- [WHAT THE EXERCISE ASKS]: Can you copy out, character for character, the listing lines from the one containing "legend-label: mean market prices in SYM" up to and including the one containing "Where is each"?

- [STORED ROWS]:
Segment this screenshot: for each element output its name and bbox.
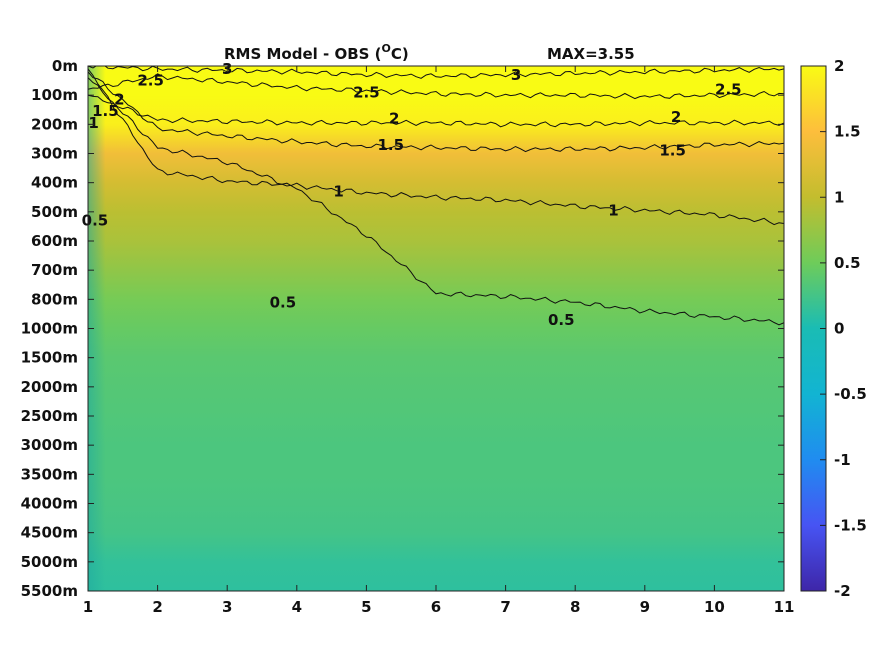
contour-line-1.5: [88, 71, 784, 153]
y-tick-label: 400m: [31, 174, 78, 192]
y-tick-label: 3500m: [21, 465, 78, 483]
y-tick-label: 4500m: [21, 524, 78, 542]
contour-label: 2.5: [137, 72, 164, 90]
contour-line-3: [88, 66, 784, 79]
y-tick-label: 5000m: [21, 553, 78, 571]
colorbar-tick-label: 0: [834, 320, 844, 338]
colorbar-tick-label: -1: [834, 451, 851, 469]
y-tick-label: 3000m: [21, 436, 78, 454]
y-tick-label: 100m: [31, 86, 78, 104]
y-tick-label: 1500m: [21, 349, 78, 367]
contour-label: 1: [88, 114, 98, 132]
y-tick-label: 600m: [31, 232, 78, 250]
colorbar-ticks: 2 1.5 1 0.5 0 -0.5 -1 -1.5 -2: [820, 57, 867, 600]
contour-line-1: [88, 68, 784, 226]
contour-label: 1.5: [377, 136, 404, 154]
contour-label: 2.5: [715, 80, 742, 98]
y-tick-label: 2000m: [21, 378, 78, 396]
contour-label: 2: [114, 91, 124, 109]
contour-label: 2: [389, 110, 399, 128]
contour-label: 0.5: [82, 212, 109, 230]
contour-line-2: [88, 94, 784, 128]
y-tick-label: 300m: [31, 145, 78, 163]
x-tick-label: 3: [222, 598, 232, 616]
contour-label: 0.5: [548, 311, 575, 329]
y-tick-label: 700m: [31, 261, 78, 279]
contour-label: 1.5: [659, 142, 686, 160]
x-tick-label: 5: [361, 598, 371, 616]
colorbar-tick-label: -1.5: [834, 516, 867, 534]
x-tick-label: 8: [570, 598, 580, 616]
colorbar-tick-label: 1.5: [834, 123, 861, 141]
heatmap-left-edge: [88, 66, 784, 591]
contour-label: 1: [333, 182, 343, 200]
x-tick-label: 7: [500, 598, 510, 616]
contour-label: 3: [511, 66, 521, 84]
x-tick-label: 6: [431, 598, 441, 616]
x-tick-label: 4: [292, 598, 302, 616]
y-tick-label: 5500m: [21, 582, 78, 600]
contour-label: 1: [608, 201, 618, 219]
y-axis: 0m 100m 200m 300m 400m 500m 600m 700m 800m 1000m 1…: [21, 57, 784, 600]
colorbar-tick-label: -0.5: [834, 385, 867, 403]
colorbar-tick-label: -2: [834, 582, 851, 600]
max-label: MAX=3.55: [547, 45, 635, 63]
colorbar-tick-label: 1: [834, 188, 844, 206]
x-tick-label: 2: [152, 598, 162, 616]
colorbar-tick-label: 2: [834, 57, 844, 75]
contour-label: 2.5: [353, 83, 380, 101]
contour-line-0.5: [88, 77, 784, 326]
colorbar-tick-label: 0.5: [834, 254, 861, 272]
x-tick-label: 11: [774, 598, 795, 616]
contour-label: 2: [671, 108, 681, 126]
contour-label: 0.5: [270, 293, 297, 311]
y-tick-label: 500m: [31, 203, 78, 221]
x-tick-label: 9: [640, 598, 650, 616]
y-tick-label: 4000m: [21, 495, 78, 513]
x-tick-label: 10: [704, 598, 725, 616]
y-tick-label: 800m: [31, 290, 78, 308]
y-tick-label: 0m: [52, 57, 78, 75]
contour-lines: [88, 66, 784, 326]
x-tick-label: 1: [83, 598, 93, 616]
colorbar: 2 1.5 1 0.5 0 -0.5 -1 -1.5 -2: [800, 57, 867, 600]
y-tick-label: 2500m: [21, 407, 78, 425]
y-tick-label: 200m: [31, 115, 78, 133]
contour-line-2.5: [88, 73, 784, 100]
contour-label: 1.5: [92, 102, 119, 120]
y-tick-label: 1000m: [21, 320, 78, 338]
chart-title: RMS Model - OBS (OC): [224, 42, 409, 63]
x-axis: 1 2 3 4 5 6 7 8 9 10 11: [83, 66, 795, 616]
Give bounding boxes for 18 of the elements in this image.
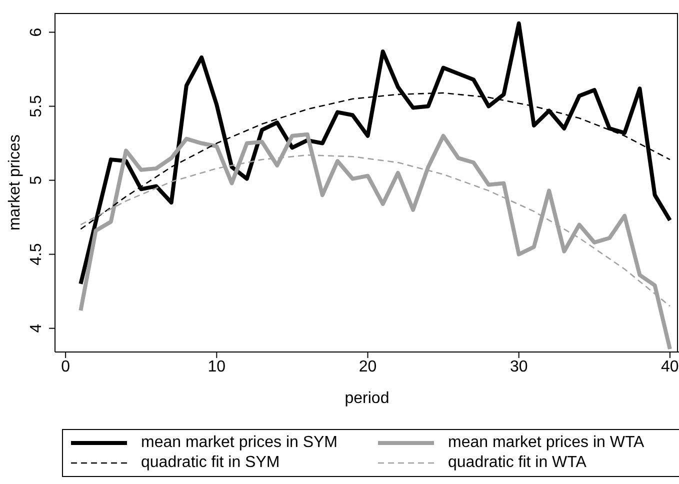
legend-label: mean market prices in SYM [141, 434, 338, 452]
y-tick-label: 5.5 [28, 95, 45, 118]
x-tick-label: 20 [358, 358, 377, 376]
legend-label: quadratic fit in SYM [141, 454, 280, 472]
legend-label: quadratic fit in WTA [448, 454, 586, 472]
y-tick-label: 4.5 [28, 243, 45, 266]
legend-label: mean market prices in WTA [448, 434, 644, 452]
line-series [78, 132, 672, 352]
y-tick-label: 6 [28, 28, 45, 37]
x-tick-label: 30 [510, 358, 528, 376]
x-axis-title: period [344, 390, 390, 407]
y-tick-label: 4 [28, 324, 45, 333]
x-tick-label: 0 [61, 358, 70, 376]
line-series [78, 21, 672, 286]
y-tick-label: 5 [28, 176, 45, 185]
y-axis-title: market prices [6, 134, 24, 231]
x-tick-label: 10 [208, 358, 226, 376]
x-tick-label: 40 [661, 358, 679, 376]
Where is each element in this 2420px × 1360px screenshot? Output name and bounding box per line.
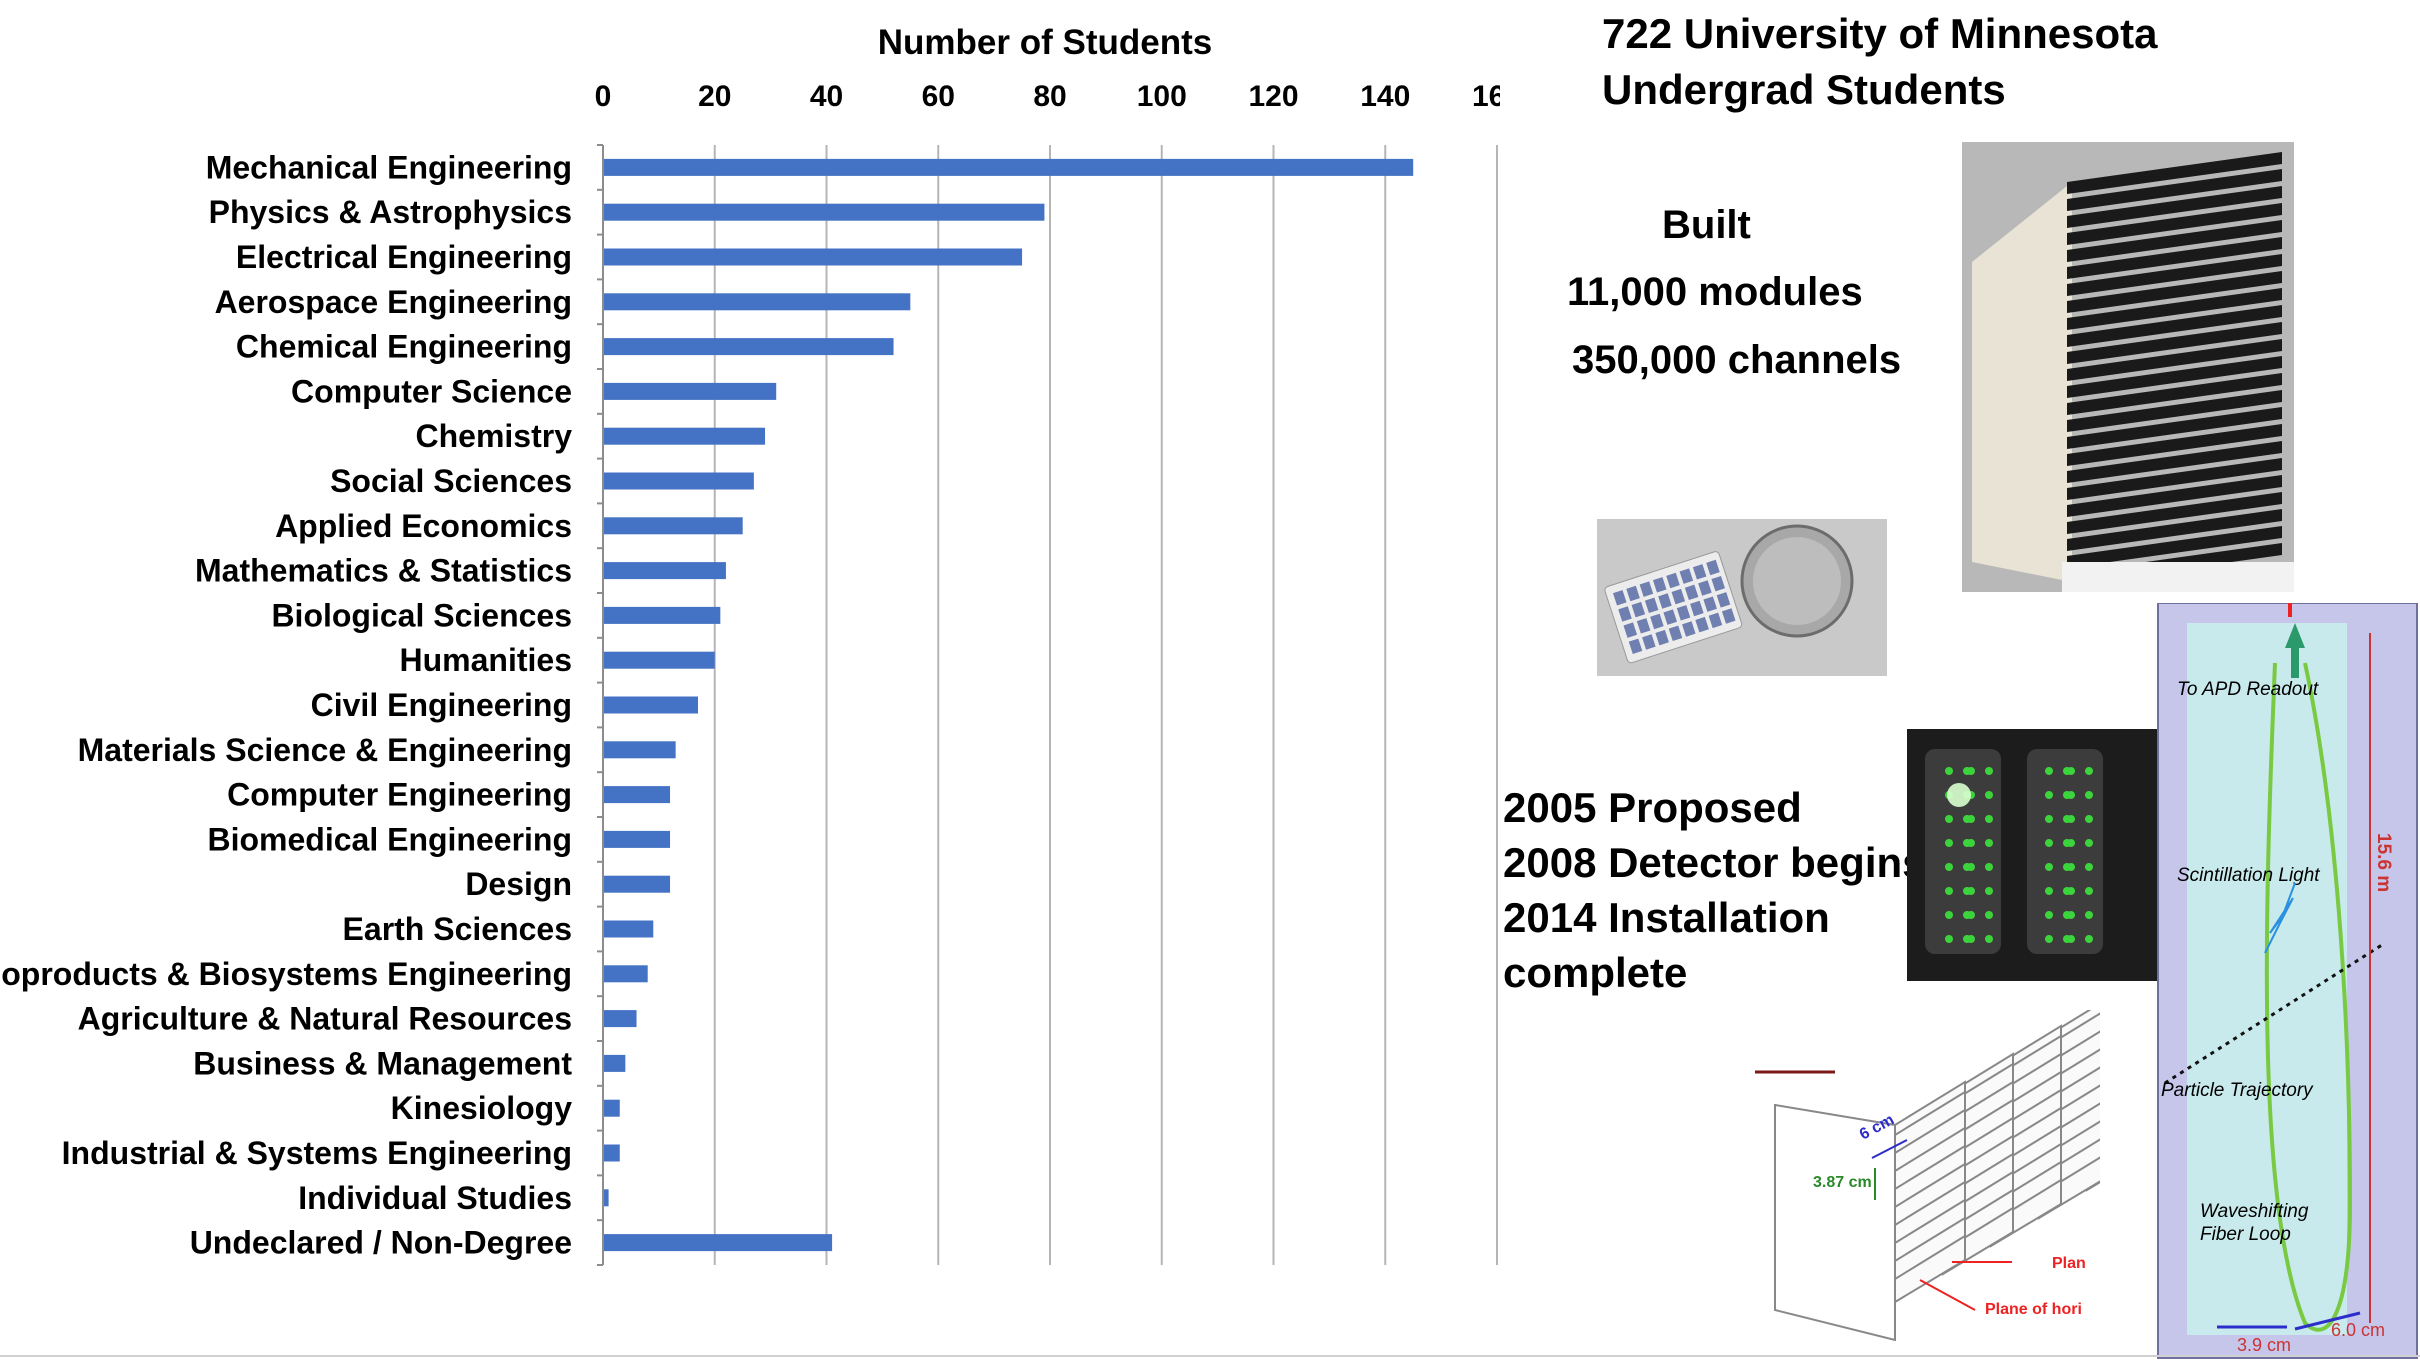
- plane-horizontal-label: Plane of hori: [1985, 1301, 2082, 1318]
- bar: [604, 651, 715, 669]
- category-label: Humanities: [400, 642, 572, 678]
- bar: [604, 1234, 833, 1252]
- modules-count: 11,000 modules: [1567, 270, 1863, 314]
- loop-label-line2: Fiber Loop: [2200, 1224, 2291, 1245]
- x-tick-label: 60: [922, 80, 955, 113]
- timeline-line-2: 2008 Detector begins: [1503, 839, 1926, 886]
- cell-width-3-9-label: 3.9 cm: [2237, 1335, 2291, 1355]
- bar: [604, 562, 726, 580]
- timeline: 2005 Proposed 2008 Detector begins 2014 …: [1503, 780, 1926, 1000]
- bar: [604, 427, 766, 445]
- bar: [604, 1010, 637, 1028]
- bar: [604, 830, 671, 848]
- loop-label-line1: Waveshifting: [2200, 1201, 2309, 1222]
- built-label: Built: [1662, 203, 1751, 247]
- x-tick-labels: 0 20 40 60 80 100 120 140 160: [595, 80, 1500, 113]
- x-tick-label: 80: [1033, 80, 1066, 113]
- category-label: Individual Studies: [298, 1180, 572, 1216]
- fiber-loop-diagram: To APD Readout Scintillation Light Parti…: [2155, 603, 2420, 1360]
- trajectory-label: Particle Trajectory: [2161, 1080, 2314, 1101]
- category-label: Agriculture & Natural Resources: [78, 1001, 572, 1037]
- bar: [604, 248, 1023, 266]
- x-axis-title: Number of Students: [878, 23, 1212, 62]
- headline-line-2: Undergrad Students: [1602, 66, 2006, 113]
- fiber-connector-photo: [1907, 729, 2157, 981]
- bar: [604, 517, 743, 535]
- category-label: Physics & Astrophysics: [209, 194, 572, 230]
- scintillation-label: Scintillation Light: [2177, 865, 2320, 886]
- cell-depth-6-0-label: 6.0 cm: [2331, 1320, 2385, 1340]
- x-tick-label: 140: [1360, 80, 1410, 113]
- bar: [604, 606, 721, 624]
- category-label: Applied Economics: [275, 508, 572, 544]
- y-axis: [597, 144, 604, 1266]
- gridlines: [713, 145, 1498, 1265]
- timeline-line-4: complete: [1503, 949, 1688, 996]
- x-tick-label: 100: [1137, 80, 1187, 113]
- category-label: Biological Sciences: [271, 597, 572, 633]
- bar: [604, 338, 894, 356]
- category-label: Biomedical Engineering: [207, 821, 572, 857]
- headline: 722 University of Minnesota Undergrad St…: [1602, 6, 2158, 118]
- detector-modules-photo: [1962, 142, 2294, 592]
- x-tick-label: 20: [698, 80, 731, 113]
- detector-cell-drawing: 6 cm 3.87 cm Plan Plane of hori: [1755, 1010, 2100, 1345]
- cell-depth-label: 3.87 cm: [1813, 1174, 1872, 1191]
- bar: [604, 875, 671, 893]
- category-label: Materials Science & Engineering: [78, 732, 572, 768]
- category-label: Computer Engineering: [227, 777, 572, 813]
- category-label: Chemistry: [416, 418, 573, 454]
- category-label: Civil Engineering: [311, 687, 572, 723]
- category-label: Computer Science: [291, 373, 572, 409]
- channels-count: 350,000 channels: [1572, 338, 1902, 382]
- bar-chart: Number of Students 0 20 40 60 80 100 120 140 160…: [0, 23, 1500, 1266]
- bar: [604, 920, 654, 938]
- bar: [604, 293, 911, 311]
- bar: [604, 158, 1414, 176]
- category-labels: Mechanical Engineering Physics & Astrophy…: [0, 149, 572, 1260]
- bar: [604, 1054, 626, 1072]
- headline-line-1: 722 University of Minnesota: [1602, 10, 2158, 57]
- bar: [604, 1099, 620, 1117]
- length-label: 15.6 m: [2373, 833, 2394, 892]
- bar: [604, 786, 671, 804]
- apd-chip-photo: [1597, 519, 1887, 676]
- bottom-rule: [0, 1355, 2420, 1357]
- x-tick-label: 40: [810, 80, 843, 113]
- category-label: Bioproducts & Biosystems Engineering: [0, 956, 572, 992]
- category-label: Aerospace Engineering: [215, 284, 572, 320]
- bar: [604, 1189, 609, 1207]
- bar: [604, 741, 676, 759]
- category-label: Mathematics & Statistics: [195, 553, 572, 589]
- category-label: Chemical Engineering: [236, 329, 572, 365]
- category-label: Electrical Engineering: [236, 239, 572, 275]
- x-tick-label: 160: [1472, 80, 1500, 113]
- category-label: Undeclared / Non-Degree: [190, 1225, 572, 1261]
- bar: [604, 472, 754, 490]
- plane-label: Plan: [2052, 1255, 2086, 1272]
- category-label: Mechanical Engineering: [206, 149, 572, 185]
- category-label: Design: [465, 866, 572, 902]
- bar: [604, 1144, 620, 1162]
- x-tick-label: 120: [1248, 80, 1298, 113]
- bar: [604, 203, 1045, 221]
- bar: [604, 382, 777, 400]
- timeline-line-1: 2005 Proposed: [1503, 784, 1802, 831]
- timeline-line-3: 2014 Installation: [1503, 894, 1830, 941]
- bar: [604, 965, 648, 983]
- category-label: Kinesiology: [391, 1090, 573, 1126]
- bar: [604, 696, 698, 714]
- bars: [604, 158, 1414, 1252]
- x-tick-label: 0: [595, 80, 612, 113]
- readout-label: To APD Readout: [2177, 679, 2319, 700]
- category-label: Business & Management: [193, 1045, 572, 1081]
- category-label: Industrial & Systems Engineering: [62, 1135, 572, 1171]
- category-label: Earth Sciences: [343, 911, 572, 947]
- category-label: Social Sciences: [330, 463, 572, 499]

- [TASK RESPONSE]:
legend-label: mean market prices in SYM [141, 434, 338, 452]
y-tick-label: 5.5 [28, 95, 45, 118]
x-tick-label: 20 [358, 358, 377, 376]
legend-label: quadratic fit in SYM [141, 454, 280, 472]
legend-label: quadratic fit in WTA [448, 454, 586, 472]
y-tick-label: 4.5 [28, 243, 45, 266]
legend-label: mean market prices in WTA [448, 434, 644, 452]
line-series [78, 132, 672, 352]
y-tick-label: 6 [28, 28, 45, 37]
x-tick-label: 30 [510, 358, 528, 376]
x-axis-title: period [344, 390, 390, 407]
y-tick-label: 4 [28, 324, 45, 333]
x-tick-label: 0 [61, 358, 70, 376]
line-series [78, 21, 672, 286]
y-tick-label: 5 [28, 176, 45, 185]
y-axis-title: market prices [6, 134, 24, 231]
x-tick-label: 10 [208, 358, 226, 376]
x-tick-label: 40 [661, 358, 679, 376]
Where is each element in this 2420px × 1360px screenshot? Output name and bounding box per line.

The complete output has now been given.